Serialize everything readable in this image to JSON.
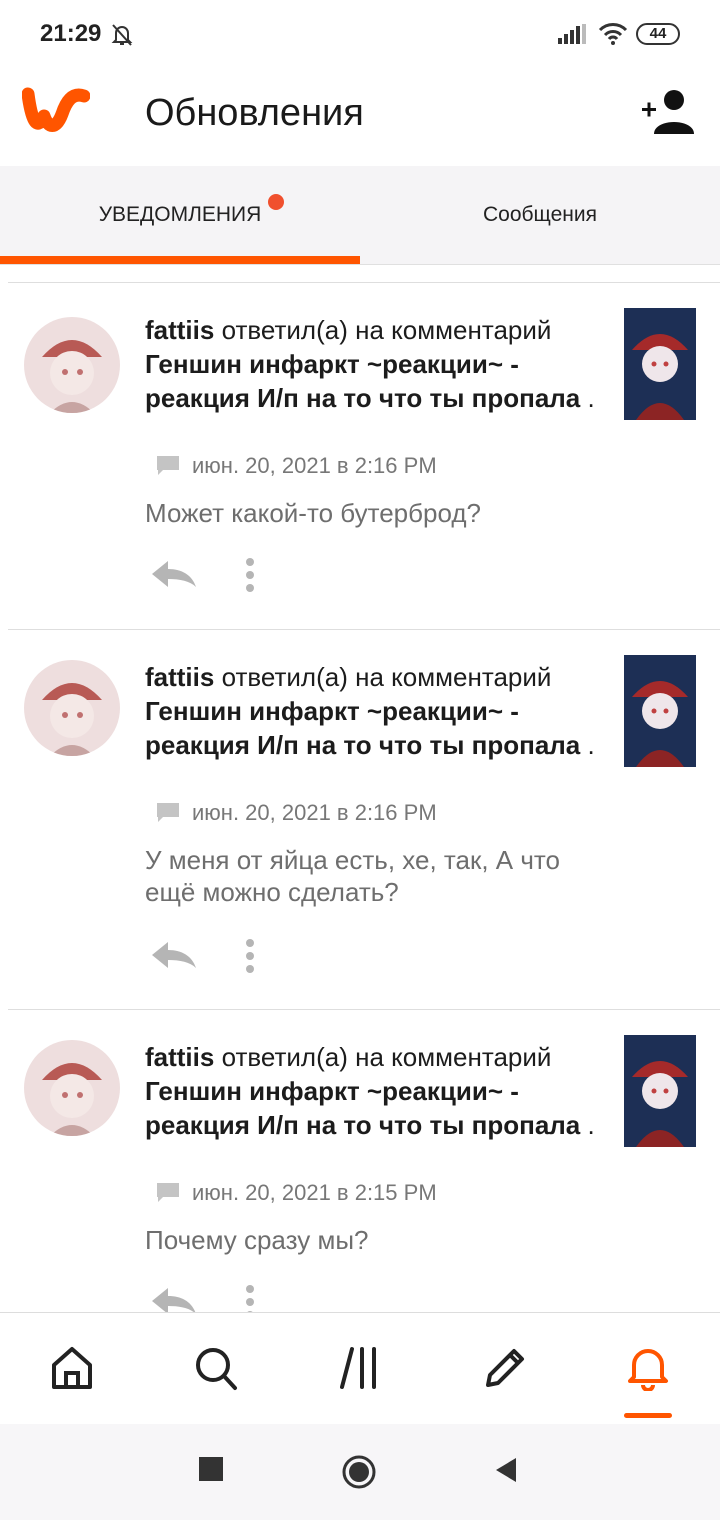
{
  "status_bar": {
    "time": "21:29",
    "battery": "44",
    "icons": [
      "bell-off-icon",
      "signal-icon",
      "wifi-icon",
      "battery-icon"
    ]
  },
  "app_bar": {
    "title": "Обновления",
    "logo": "wattpad-logo",
    "action_icon": "add-user-icon"
  },
  "tabs": [
    {
      "label": "УВЕДОМЛЕНИЯ",
      "active": true,
      "has_badge": true
    },
    {
      "label": "Сообщения",
      "active": false,
      "has_badge": false
    }
  ],
  "accent_color": "#ff5500",
  "badge_color": "#f0502e",
  "notifications": [
    {
      "user": "fattiis",
      "action": "ответил(а) на комментарий",
      "story": "Геншин инфаркт ~реакции~ - реакция И/п на то что ты пропала",
      "trailing": ".",
      "timestamp": "июн. 20, 2021 в 2:16 PM",
      "comment": "Может какой-то бутерброд?"
    },
    {
      "user": "fattiis",
      "action": "ответил(а) на комментарий",
      "story": "Геншин инфаркт ~реакции~ - реакция И/п на то что ты пропала",
      "trailing": ".",
      "timestamp": "июн. 20, 2021 в 2:16 PM",
      "comment": "У меня от яйца есть, хе, так, А что ещё можно сделать?"
    },
    {
      "user": "fattiis",
      "action": "ответил(а) на комментарий",
      "story": "Геншин инфаркт ~реакции~ - реакция И/п на то что ты пропала",
      "trailing": ".",
      "timestamp": "июн. 20, 2021 в 2:15 PM",
      "comment": "Почему сразу мы?"
    }
  ],
  "bottom_nav": [
    {
      "icon": "home-icon",
      "active": false
    },
    {
      "icon": "search-icon",
      "active": false
    },
    {
      "icon": "library-icon",
      "active": false
    },
    {
      "icon": "pencil-icon",
      "active": false
    },
    {
      "icon": "bell-icon",
      "active": true
    }
  ],
  "system_nav": [
    "recents-icon",
    "home-circle-icon",
    "back-icon"
  ]
}
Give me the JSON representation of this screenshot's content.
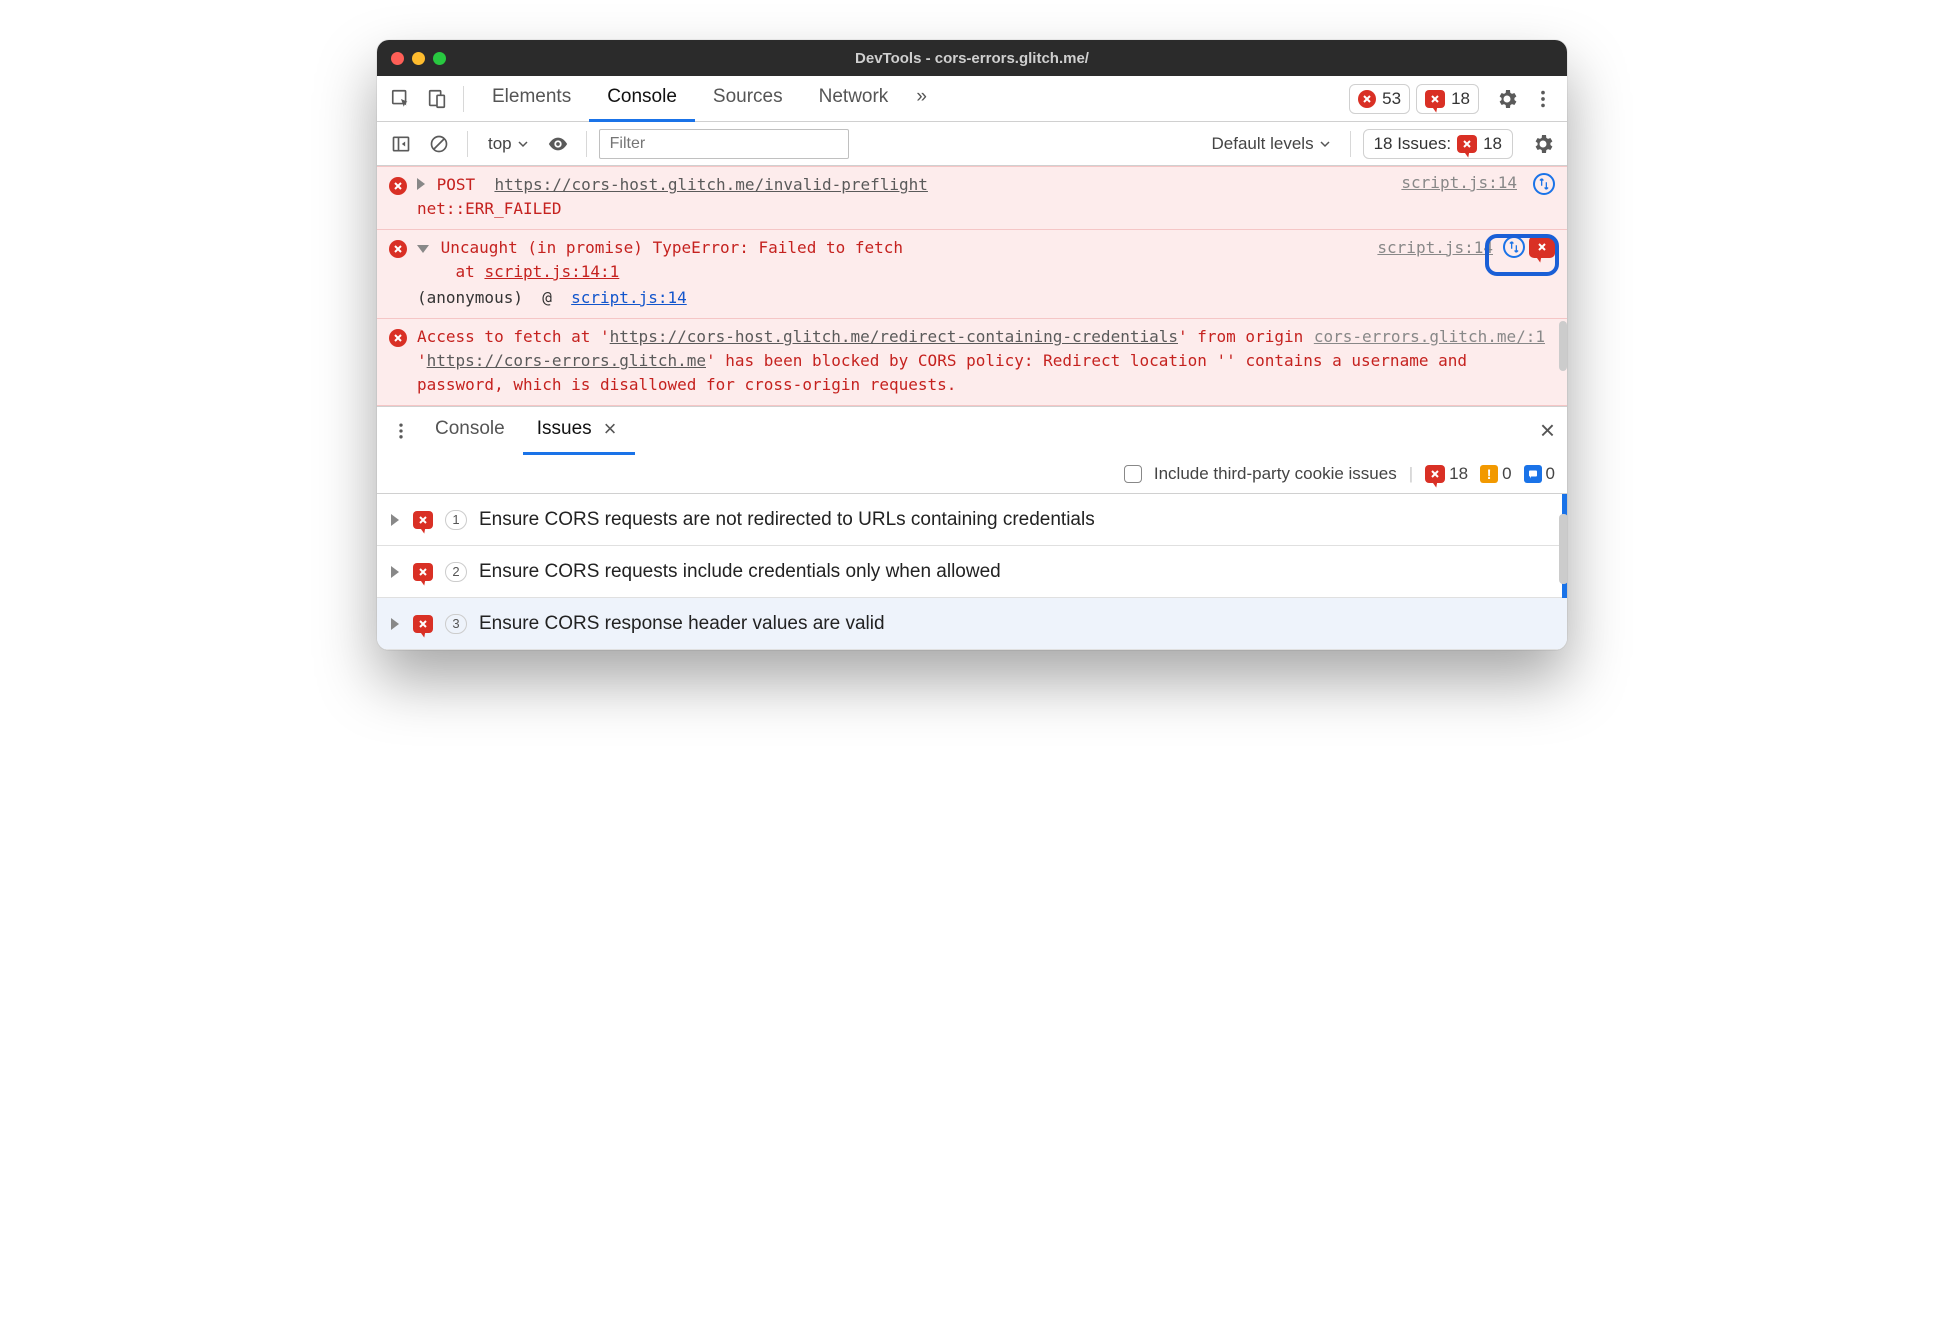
{
  "window": {
    "title": "DevTools - cors-errors.glitch.me/"
  },
  "tabs": {
    "items": [
      "Elements",
      "Console",
      "Sources",
      "Network"
    ],
    "active": "Console",
    "more": "»"
  },
  "badges": {
    "error_count": "53",
    "issue_count": "18"
  },
  "toolbar": {
    "context": "top",
    "filter_placeholder": "Filter",
    "levels": "Default levels",
    "issues_label": "18 Issues:",
    "issues_badge": "18"
  },
  "console": {
    "messages": [
      {
        "method": "POST",
        "url": "https://cors-host.glitch.me/invalid-preflight",
        "status": "net::ERR_FAILED",
        "source": "script.js:14"
      },
      {
        "headline": "Uncaught (in promise) TypeError: Failed to fetch",
        "stack_at": "at ",
        "stack_loc": "script.js:14:1",
        "anon_label": "(anonymous)",
        "anon_at": "@",
        "anon_loc": "script.js:14",
        "source": "script.js:14"
      },
      {
        "pre": "Access to fetch at '",
        "url1": "https://cors-host.glitch.me/redirect-containing-credentials",
        "mid1": "' from origin '",
        "url2": "https://cors-errors.glitch.me",
        "mid2": "' has been blocked by CORS policy: Redirect location '' contains a username and password, which is disallowed for cross-origin requests.",
        "source": "cors-errors.glitch.me/:1"
      }
    ]
  },
  "drawer": {
    "tabs": [
      "Console",
      "Issues"
    ],
    "active": "Issues"
  },
  "issues_toolbar": {
    "checkbox_label": "Include third-party cookie issues",
    "err": "18",
    "warn": "0",
    "info": "0"
  },
  "issues": [
    {
      "count": "1",
      "title": "Ensure CORS requests are not redirected to URLs containing credentials"
    },
    {
      "count": "2",
      "title": "Ensure CORS requests include credentials only when allowed"
    },
    {
      "count": "3",
      "title": "Ensure CORS response header values are valid"
    }
  ]
}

## [TASK]
Set down all the entries exactly as they appear, but skip any pictures.

## [FULL OUTPUT]
Serialize everything readable in this image to JSON.
{
  "status_bar": {
    "time": "21:29",
    "battery": "44",
    "icons": [
      "bell-off-icon",
      "signal-icon",
      "wifi-icon",
      "battery-icon"
    ]
  },
  "app_bar": {
    "title": "Обновления",
    "logo": "wattpad-logo",
    "action_icon": "add-user-icon"
  },
  "tabs": [
    {
      "label": "УВЕДОМЛЕНИЯ",
      "active": true,
      "has_badge": true
    },
    {
      "label": "Сообщения",
      "active": false,
      "has_badge": false
    }
  ],
  "accent_color": "#ff5500",
  "badge_color": "#f0502e",
  "notifications": [
    {
      "user": "fattiis",
      "action": "ответил(а) на комментарий",
      "story": "Геншин инфаркт ~реакции~ - реакция И/п на то что ты пропала",
      "trailing": ".",
      "timestamp": "июн. 20, 2021 в 2:16 PM",
      "comment": "Может какой-то бутерброд?"
    },
    {
      "user": "fattiis",
      "action": "ответил(а) на комментарий",
      "story": "Геншин инфаркт ~реакции~ - реакция И/п на то что ты пропала",
      "trailing": ".",
      "timestamp": "июн. 20, 2021 в 2:16 PM",
      "comment": "У меня от яйца есть, хе, так, А что ещё можно сделать?"
    },
    {
      "user": "fattiis",
      "action": "ответил(а) на комментарий",
      "story": "Геншин инфаркт ~реакции~ - реакция И/п на то что ты пропала",
      "trailing": ".",
      "timestamp": "июн. 20, 2021 в 2:15 PM",
      "comment": "Почему сразу мы?"
    }
  ],
  "bottom_nav": [
    {
      "icon": "home-icon",
      "active": false
    },
    {
      "icon": "search-icon",
      "active": false
    },
    {
      "icon": "library-icon",
      "active": false
    },
    {
      "icon": "pencil-icon",
      "active": false
    },
    {
      "icon": "bell-icon",
      "active": true
    }
  ],
  "system_nav": [
    "recents-icon",
    "home-circle-icon",
    "back-icon"
  ]
}
Give me the JSON representation of this screenshot's content.
{
  "window": {
    "title": "DevTools - cors-errors.glitch.me/"
  },
  "tabs": {
    "items": [
      "Elements",
      "Console",
      "Sources",
      "Network"
    ],
    "active": "Console",
    "more": "»"
  },
  "badges": {
    "error_count": "53",
    "issue_count": "18"
  },
  "toolbar": {
    "context": "top",
    "filter_placeholder": "Filter",
    "levels": "Default levels",
    "issues_label": "18 Issues:",
    "issues_badge": "18"
  },
  "console": {
    "messages": [
      {
        "method": "POST",
        "url": "https://cors-host.glitch.me/invalid-preflight",
        "status": "net::ERR_FAILED",
        "source": "script.js:14"
      },
      {
        "headline": "Uncaught (in promise) TypeError: Failed to fetch",
        "stack_at": "at ",
        "stack_loc": "script.js:14:1",
        "anon_label": "(anonymous)",
        "anon_at": "@",
        "anon_loc": "script.js:14",
        "source": "script.js:14"
      },
      {
        "pre": "Access to fetch at '",
        "url1": "https://cors-host.glitch.me/redirect-containing-credentials",
        "mid1": "' from origin '",
        "url2": "https://cors-errors.glitch.me",
        "mid2": "' has been blocked by CORS policy: Redirect location '' contains a username and password, which is disallowed for cross-origin requests.",
        "source": "cors-errors.glitch.me/:1"
      }
    ]
  },
  "drawer": {
    "tabs": [
      "Console",
      "Issues"
    ],
    "active": "Issues"
  },
  "issues_toolbar": {
    "checkbox_label": "Include third-party cookie issues",
    "err": "18",
    "warn": "0",
    "info": "0"
  },
  "issues": [
    {
      "count": "1",
      "title": "Ensure CORS requests are not redirected to URLs containing credentials"
    },
    {
      "count": "2",
      "title": "Ensure CORS requests include credentials only when allowed"
    },
    {
      "count": "3",
      "title": "Ensure CORS response header values are valid"
    }
  ]
}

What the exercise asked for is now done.